----- Working data
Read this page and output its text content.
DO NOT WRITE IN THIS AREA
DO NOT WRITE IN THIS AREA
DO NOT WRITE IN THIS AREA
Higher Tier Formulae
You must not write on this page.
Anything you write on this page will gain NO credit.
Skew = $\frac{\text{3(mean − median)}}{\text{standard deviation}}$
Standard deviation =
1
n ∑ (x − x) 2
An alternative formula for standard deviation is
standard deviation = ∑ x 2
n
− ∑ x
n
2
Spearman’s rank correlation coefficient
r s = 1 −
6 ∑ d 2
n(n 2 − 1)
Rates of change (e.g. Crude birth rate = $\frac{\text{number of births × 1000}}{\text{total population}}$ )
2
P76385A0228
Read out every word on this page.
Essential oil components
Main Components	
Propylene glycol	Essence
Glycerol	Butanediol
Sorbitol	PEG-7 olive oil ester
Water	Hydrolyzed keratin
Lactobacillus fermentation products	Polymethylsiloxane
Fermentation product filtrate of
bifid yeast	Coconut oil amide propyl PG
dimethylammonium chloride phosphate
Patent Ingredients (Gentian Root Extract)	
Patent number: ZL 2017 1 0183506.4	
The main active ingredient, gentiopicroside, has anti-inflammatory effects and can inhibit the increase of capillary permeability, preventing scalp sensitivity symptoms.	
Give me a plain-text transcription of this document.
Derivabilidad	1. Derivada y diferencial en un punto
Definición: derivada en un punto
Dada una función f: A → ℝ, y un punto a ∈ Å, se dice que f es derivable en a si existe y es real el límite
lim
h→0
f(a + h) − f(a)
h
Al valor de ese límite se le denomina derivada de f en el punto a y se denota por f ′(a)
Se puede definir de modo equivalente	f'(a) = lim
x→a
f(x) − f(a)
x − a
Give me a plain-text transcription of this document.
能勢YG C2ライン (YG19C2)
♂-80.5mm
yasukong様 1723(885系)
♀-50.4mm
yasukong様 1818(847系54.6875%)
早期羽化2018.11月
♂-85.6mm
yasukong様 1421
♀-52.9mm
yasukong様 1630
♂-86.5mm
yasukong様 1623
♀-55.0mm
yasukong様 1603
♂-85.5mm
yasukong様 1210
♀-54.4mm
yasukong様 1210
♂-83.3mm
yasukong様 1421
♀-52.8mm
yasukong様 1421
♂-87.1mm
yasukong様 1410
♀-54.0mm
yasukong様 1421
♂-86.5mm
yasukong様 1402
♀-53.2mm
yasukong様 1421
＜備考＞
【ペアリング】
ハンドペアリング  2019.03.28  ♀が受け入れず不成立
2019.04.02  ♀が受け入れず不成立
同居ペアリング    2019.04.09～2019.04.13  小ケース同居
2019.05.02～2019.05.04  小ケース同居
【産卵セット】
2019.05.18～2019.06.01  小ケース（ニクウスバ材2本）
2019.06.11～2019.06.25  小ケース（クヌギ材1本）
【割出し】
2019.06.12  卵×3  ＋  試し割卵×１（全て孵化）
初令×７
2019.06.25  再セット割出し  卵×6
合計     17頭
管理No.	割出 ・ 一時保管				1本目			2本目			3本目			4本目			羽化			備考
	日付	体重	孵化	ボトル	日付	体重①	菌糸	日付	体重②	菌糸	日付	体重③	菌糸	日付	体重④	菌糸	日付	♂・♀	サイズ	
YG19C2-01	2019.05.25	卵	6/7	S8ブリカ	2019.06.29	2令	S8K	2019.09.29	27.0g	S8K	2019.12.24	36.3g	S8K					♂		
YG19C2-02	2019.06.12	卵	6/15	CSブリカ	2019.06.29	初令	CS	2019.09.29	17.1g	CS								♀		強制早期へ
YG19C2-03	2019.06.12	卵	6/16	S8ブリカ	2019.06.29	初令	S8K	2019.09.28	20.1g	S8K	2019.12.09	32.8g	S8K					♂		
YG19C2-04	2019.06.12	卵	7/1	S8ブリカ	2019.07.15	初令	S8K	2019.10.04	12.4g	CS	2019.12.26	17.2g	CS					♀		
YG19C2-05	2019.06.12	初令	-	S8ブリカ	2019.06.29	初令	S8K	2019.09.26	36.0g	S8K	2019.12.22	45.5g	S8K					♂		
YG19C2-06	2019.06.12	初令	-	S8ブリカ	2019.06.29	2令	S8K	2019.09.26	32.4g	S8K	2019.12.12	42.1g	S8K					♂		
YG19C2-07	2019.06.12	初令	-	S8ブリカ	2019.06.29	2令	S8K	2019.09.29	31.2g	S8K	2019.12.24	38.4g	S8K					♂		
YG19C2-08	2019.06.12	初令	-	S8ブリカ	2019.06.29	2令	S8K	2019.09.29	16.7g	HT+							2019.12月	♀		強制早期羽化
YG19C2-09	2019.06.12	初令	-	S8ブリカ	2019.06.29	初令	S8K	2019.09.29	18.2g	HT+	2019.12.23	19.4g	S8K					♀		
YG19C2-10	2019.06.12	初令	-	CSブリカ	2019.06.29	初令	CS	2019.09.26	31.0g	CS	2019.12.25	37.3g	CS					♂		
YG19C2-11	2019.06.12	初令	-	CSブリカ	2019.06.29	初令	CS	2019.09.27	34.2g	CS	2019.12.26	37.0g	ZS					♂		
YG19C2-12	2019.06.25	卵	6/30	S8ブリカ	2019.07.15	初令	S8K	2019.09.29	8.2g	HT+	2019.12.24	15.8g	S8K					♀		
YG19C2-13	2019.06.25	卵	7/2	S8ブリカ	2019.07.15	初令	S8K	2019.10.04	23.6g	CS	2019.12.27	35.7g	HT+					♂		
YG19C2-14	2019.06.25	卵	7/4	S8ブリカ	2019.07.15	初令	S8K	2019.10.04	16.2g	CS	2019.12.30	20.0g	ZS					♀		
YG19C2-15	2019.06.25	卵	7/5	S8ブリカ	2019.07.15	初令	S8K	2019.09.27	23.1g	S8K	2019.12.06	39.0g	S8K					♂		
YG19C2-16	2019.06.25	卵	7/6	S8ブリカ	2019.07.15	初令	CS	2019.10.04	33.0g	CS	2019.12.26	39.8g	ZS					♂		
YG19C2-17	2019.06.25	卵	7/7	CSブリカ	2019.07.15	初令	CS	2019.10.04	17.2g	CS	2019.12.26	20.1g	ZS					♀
----------
_Exercise goal_. Which lines hold the word "deviation"? Return all of them from the records above.

_Result below_.
Skew = $\frac{\text{3(mean − median)}}{\text{standard deviation}}$
Standard deviation =
An alternative formula for standard deviation is
standard deviation = ∑ x 2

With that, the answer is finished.